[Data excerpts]
-- START --
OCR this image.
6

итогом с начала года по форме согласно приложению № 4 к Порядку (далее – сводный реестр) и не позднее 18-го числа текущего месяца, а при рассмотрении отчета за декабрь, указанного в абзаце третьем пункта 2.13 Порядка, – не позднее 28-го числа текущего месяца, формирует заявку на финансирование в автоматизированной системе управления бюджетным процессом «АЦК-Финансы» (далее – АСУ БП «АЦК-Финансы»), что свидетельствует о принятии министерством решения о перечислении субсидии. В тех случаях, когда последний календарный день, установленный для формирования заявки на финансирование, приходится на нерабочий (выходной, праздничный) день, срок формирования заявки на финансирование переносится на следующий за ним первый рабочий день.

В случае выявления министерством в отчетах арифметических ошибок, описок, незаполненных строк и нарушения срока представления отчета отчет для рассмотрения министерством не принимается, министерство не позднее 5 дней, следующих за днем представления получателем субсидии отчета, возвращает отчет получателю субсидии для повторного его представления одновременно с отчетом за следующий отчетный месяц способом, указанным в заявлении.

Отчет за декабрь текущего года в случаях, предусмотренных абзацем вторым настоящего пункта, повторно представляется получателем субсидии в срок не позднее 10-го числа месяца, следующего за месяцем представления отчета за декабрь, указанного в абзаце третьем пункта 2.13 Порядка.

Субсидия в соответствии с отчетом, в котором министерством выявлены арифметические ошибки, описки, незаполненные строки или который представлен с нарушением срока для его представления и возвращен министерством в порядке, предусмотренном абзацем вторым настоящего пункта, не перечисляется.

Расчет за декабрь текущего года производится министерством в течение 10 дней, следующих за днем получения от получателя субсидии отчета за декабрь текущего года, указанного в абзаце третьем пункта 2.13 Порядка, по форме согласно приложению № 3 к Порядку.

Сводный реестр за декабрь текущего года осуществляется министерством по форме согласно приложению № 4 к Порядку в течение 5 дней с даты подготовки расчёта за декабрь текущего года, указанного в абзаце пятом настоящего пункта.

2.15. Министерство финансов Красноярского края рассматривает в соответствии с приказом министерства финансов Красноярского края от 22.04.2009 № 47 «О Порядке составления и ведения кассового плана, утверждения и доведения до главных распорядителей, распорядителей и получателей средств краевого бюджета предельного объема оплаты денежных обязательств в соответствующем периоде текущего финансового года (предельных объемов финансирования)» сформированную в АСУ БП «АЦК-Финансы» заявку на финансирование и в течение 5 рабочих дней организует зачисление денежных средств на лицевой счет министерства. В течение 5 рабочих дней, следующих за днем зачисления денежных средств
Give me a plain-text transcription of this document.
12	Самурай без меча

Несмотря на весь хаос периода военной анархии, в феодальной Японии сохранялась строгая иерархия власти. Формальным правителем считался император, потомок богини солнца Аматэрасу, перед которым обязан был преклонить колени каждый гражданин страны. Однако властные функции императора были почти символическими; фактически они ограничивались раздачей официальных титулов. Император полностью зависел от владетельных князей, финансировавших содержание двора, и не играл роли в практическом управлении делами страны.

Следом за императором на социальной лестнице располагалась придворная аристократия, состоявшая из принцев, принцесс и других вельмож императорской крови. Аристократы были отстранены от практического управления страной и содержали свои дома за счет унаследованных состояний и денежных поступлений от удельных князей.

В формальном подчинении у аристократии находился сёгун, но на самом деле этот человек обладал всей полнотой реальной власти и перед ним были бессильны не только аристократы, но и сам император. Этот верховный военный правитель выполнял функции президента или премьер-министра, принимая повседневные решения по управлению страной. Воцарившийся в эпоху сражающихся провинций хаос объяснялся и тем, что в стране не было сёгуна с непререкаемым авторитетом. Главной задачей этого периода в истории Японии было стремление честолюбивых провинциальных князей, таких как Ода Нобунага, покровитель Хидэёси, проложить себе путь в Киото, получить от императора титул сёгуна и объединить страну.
-- END --
[Task requirements]:
Could you give again exactly the lines from the line containing "Give me a plain-text" through the final line of the data above, and no others?

[Solution]:
Give me a plain-text transcription of this document.
12	Самурай без меча

Несмотря на весь хаос периода военной анархии, в феодальной Японии сохранялась строгая иерархия власти. Формальным правителем считался император, потомок богини солнца Аматэрасу, перед которым обязан был преклонить колени каждый гражданин страны. Однако властные функции императора были почти символическими; фактически они ограничивались раздачей официальных титулов. Император полностью зависел от владетельных князей, финансировавших содержание двора, и не играл роли в практическом управлении делами страны.

Следом за императором на социальной лестнице располагалась придворная аристократия, состоявшая из принцев, принцесс и других вельмож императорской крови. Аристократы были отстранены от практического управления страной и содержали свои дома за счет унаследованных состояний и денежных поступлений от удельных князей.

В формальном подчинении у аристократии находился сёгун, но на самом деле этот человек обладал всей полнотой реальной власти и перед ним были бессильны не только аристократы, но и сам император. Этот верховный военный правитель выполнял функции президента или премьер-министра, принимая повседневные решения по управлению страной. Воцарившийся в эпоху сражающихся провинций хаос объяснялся и тем, что в стране не было сёгуна с непререкаемым авторитетом. Главной задачей этого периода в истории Японии было стремление честолюбивых провинциальных князей, таких как Ода Нобунага, покровитель Хидэёси, проложить себе путь в Киото, получить от императора титул сёгуна и объединить страну.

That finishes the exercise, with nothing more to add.